> **What to do**
Search the records for the word "démence" and report each line that has it.

> **Data section**

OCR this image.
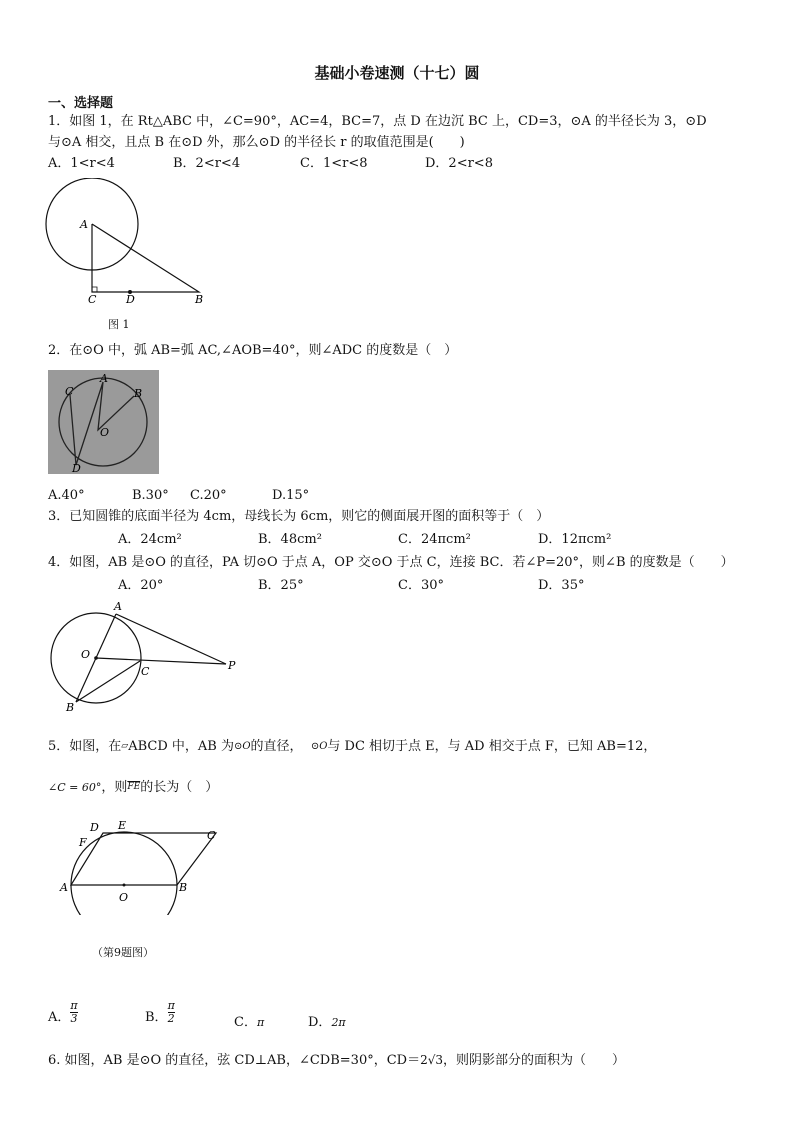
基础小卷速测（十七）圆
一、选择题
1．如图 1，在 Rt△ABC 中，∠C=90°，AC=4，BC=7，点 D 在边沉 BC 上，CD=3，⊙A 的半径长为 3，⊙D
与⊙A 相交，且点 B 在⊙D 外，那么⊙D 的半径长 r 的取值范围是(　　)
A．1<r<4	B．2<r<4	C．1<r<8	D．2<r<8
A
C	D	B
图 1
2．在⊙O 中，弧 AB=弧 AC,∠AOB=40°，则∠ADC 的度数是（　）
C
A
B
O
D
A.40°	B.30° C.20°	D.15°
3．已知圆锥的底面半径为 4cm，母线长为 6cm，则它的侧面展开图的面积等于（　）
A．24cm²	B．48cm²	C．24πcm²	D．12πcm²
4．如图，AB 是⊙O 的直径，PA 切⊙O 于点 A，OP 交⊙O 于点 C，连接 BC．若∠P=20°，则∠B 的度数是（　　）
A．20°	B．25°	C．30°	D．35°
A
O
C	P
B
5．如图，在▱ABCD 中，AB 为$^{⊙O}$的直径， $^{⊙O}$与 DC 相切于点 E，与 AD 相交于点 F，已知 AB=12，
∠C = 60°，则$^{\overline{FE}}$的长为（　）
D E
C
F
A	B
O
（第9题图）
A． $\frac{\pi}{3}$	B． $\frac{\pi}{2}$	C．$^\pi$	D．$^{2\pi}$
6. 如图，AB 是⊙O 的直径，弦 CD⊥AB，∠CDB=30°，CD＝2√3，则阴影部分的面积为（　　）
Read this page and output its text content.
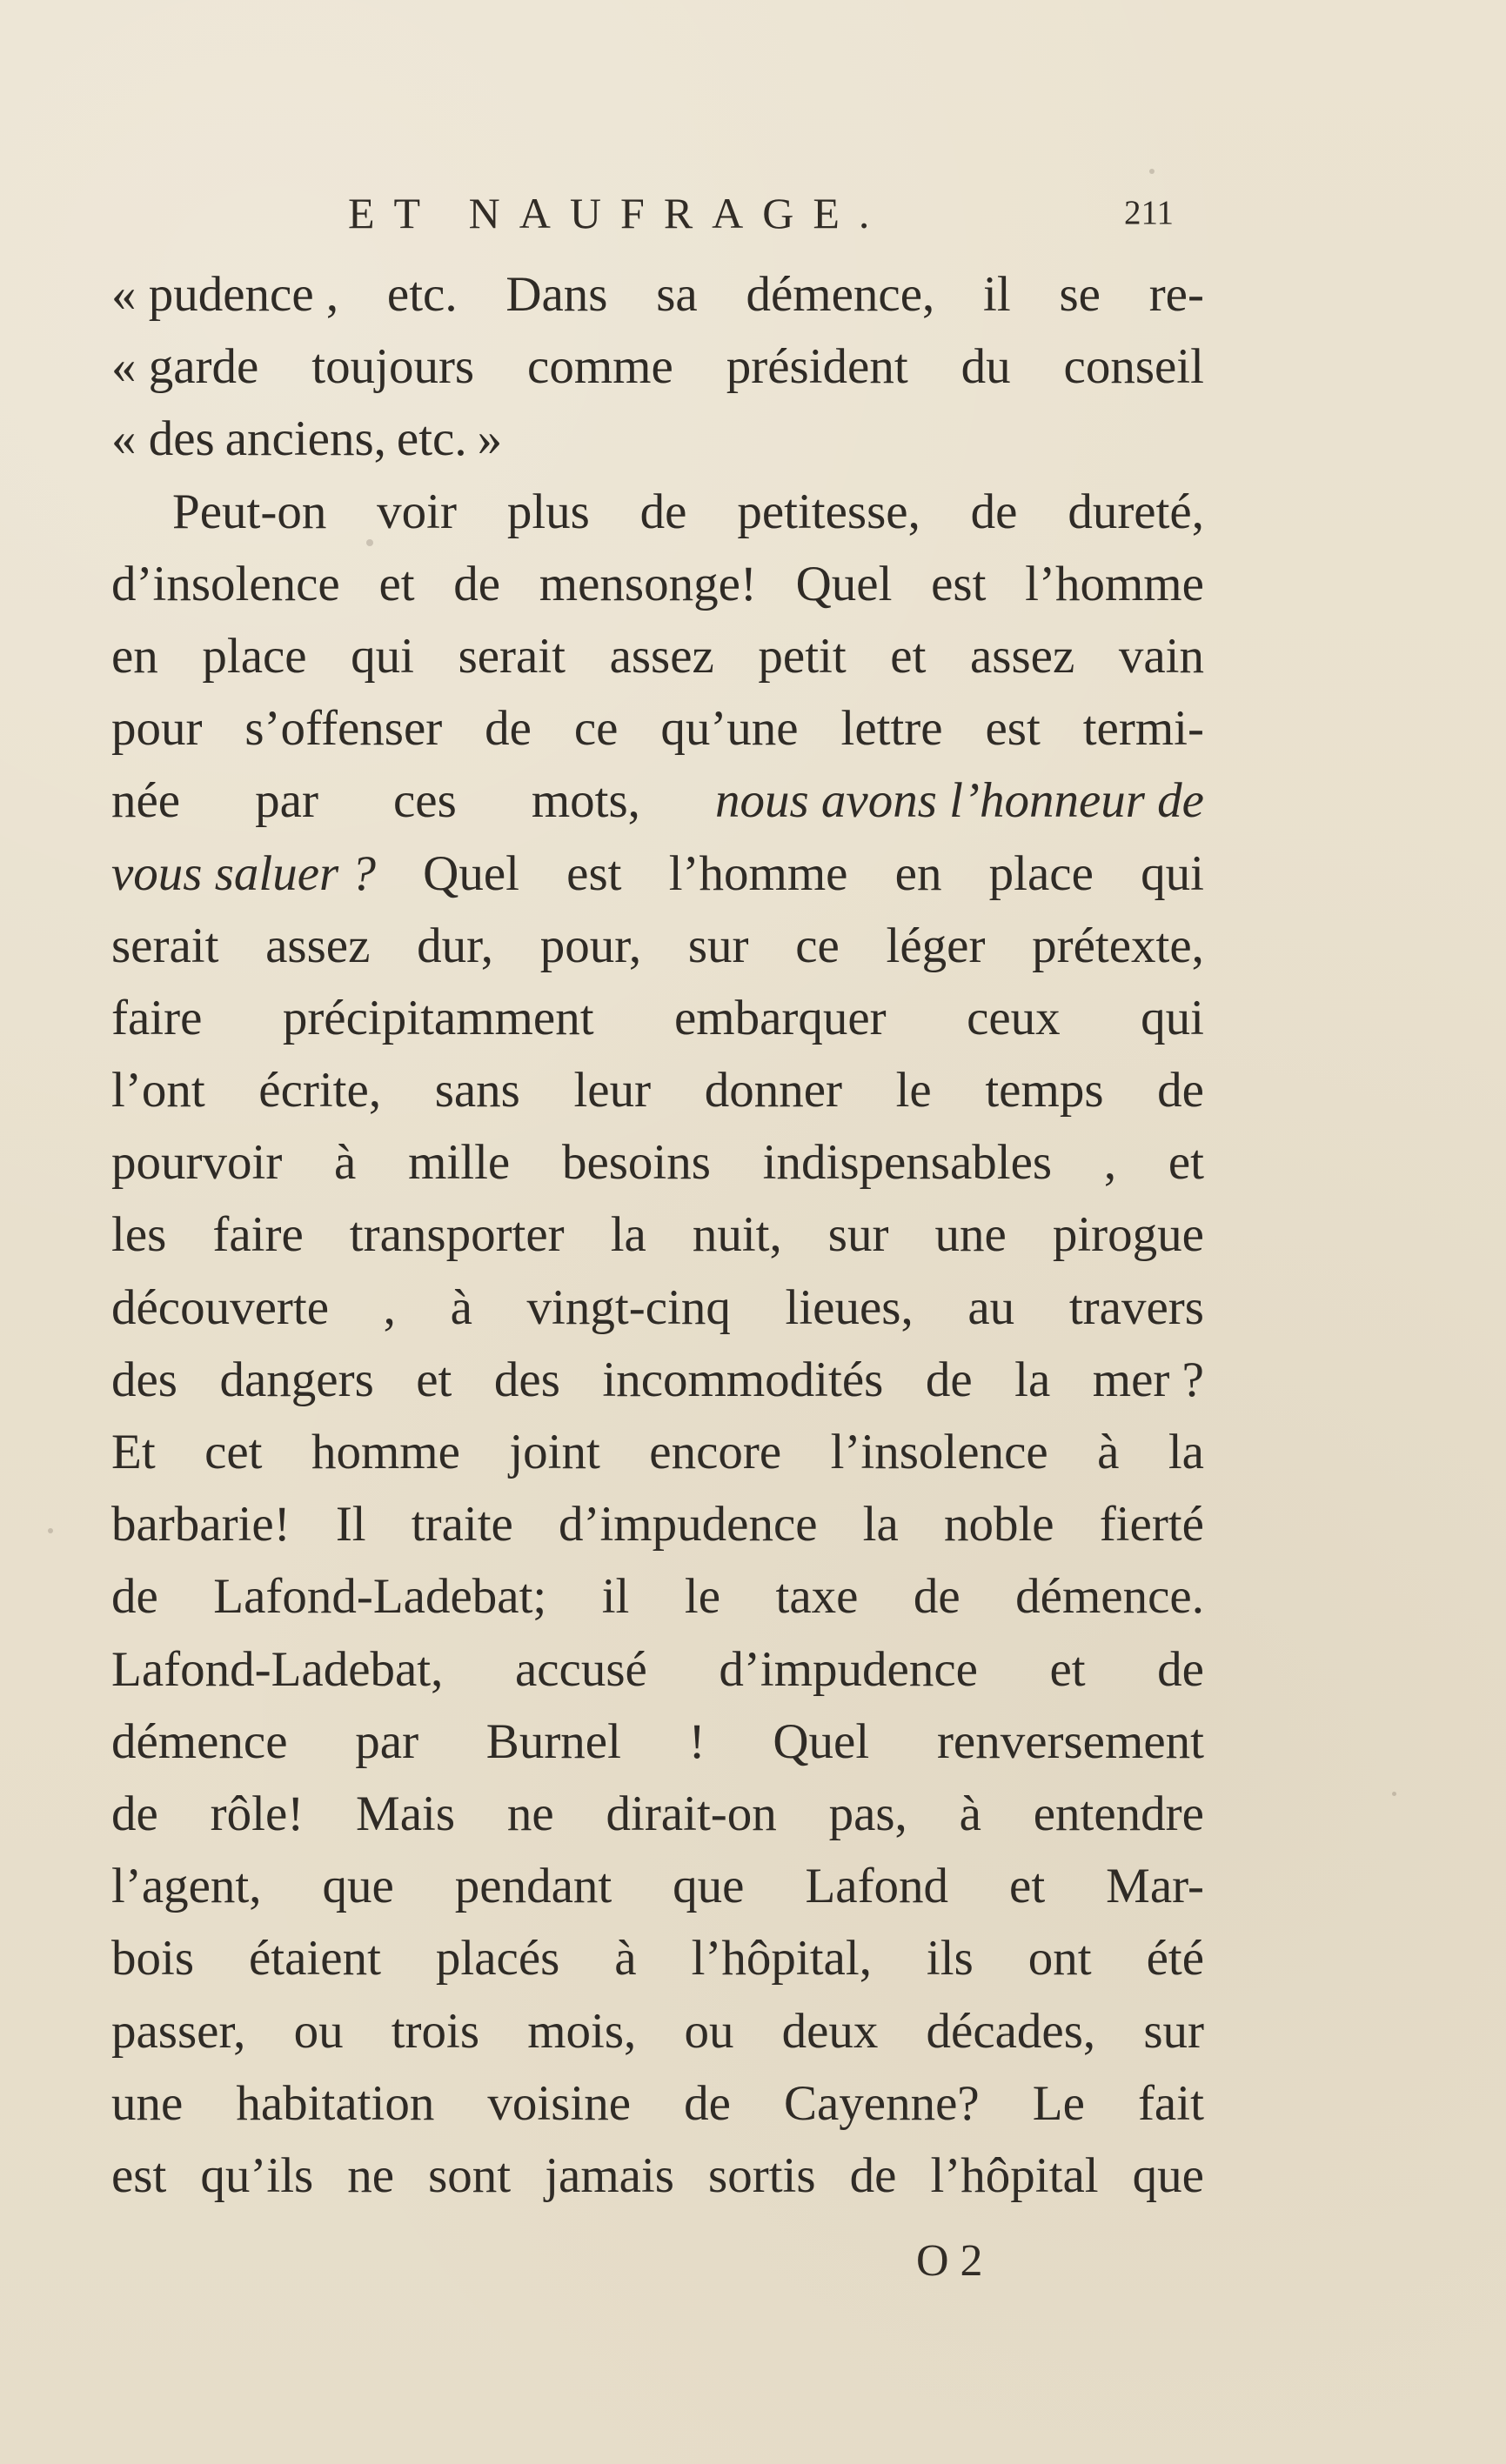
ET NAUFRAGE.	211
« pudence , etc. Dans sa démence, il se re-
« garde toujours comme président du conseil
« des anciens, etc. »
Peut-on voir plus de petitesse, de dureté,
d’insolence et de mensonge! Quel est l’homme
en place qui serait assez petit et assez vain
pour s’offenser de ce qu’une lettre est termi-
née par ces mots, nous avons l’honneur de
vous saluer ? Quel est l’homme en place qui
serait assez dur, pour, sur ce léger prétexte,
faire précipitamment embarquer ceux qui
l’ont écrite, sans leur donner le temps de
pourvoir à mille besoins indispensables , et
les faire transporter la nuit, sur une pirogue
découverte , à vingt-cinq lieues, au travers
des dangers et des incommodités de la mer ?
Et cet homme joint encore l’insolence à la
barbarie! Il traite d’impudence la noble fierté
de Lafond-Ladebat; il le taxe de démence.
Lafond-Ladebat, accusé d’impudence et de
démence par Burnel ! Quel renversement
de rôle! Mais ne dirait-on pas, à entendre
l’agent, que pendant que Lafond et Mar-
bois étaient placés à l’hôpital, ils ont été
passer, ou trois mois, ou deux décades, sur
une habitation voisine de Cayenne? Le fait
est qu’ils ne sont jamais sortis de l’hôpital que
O 2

> **Answer to the problem**
« pudence , etc. Dans sa démence, il se re-
de Lafond-Ladebat; il le taxe de démence.
démence par Burnel ! Quel renversement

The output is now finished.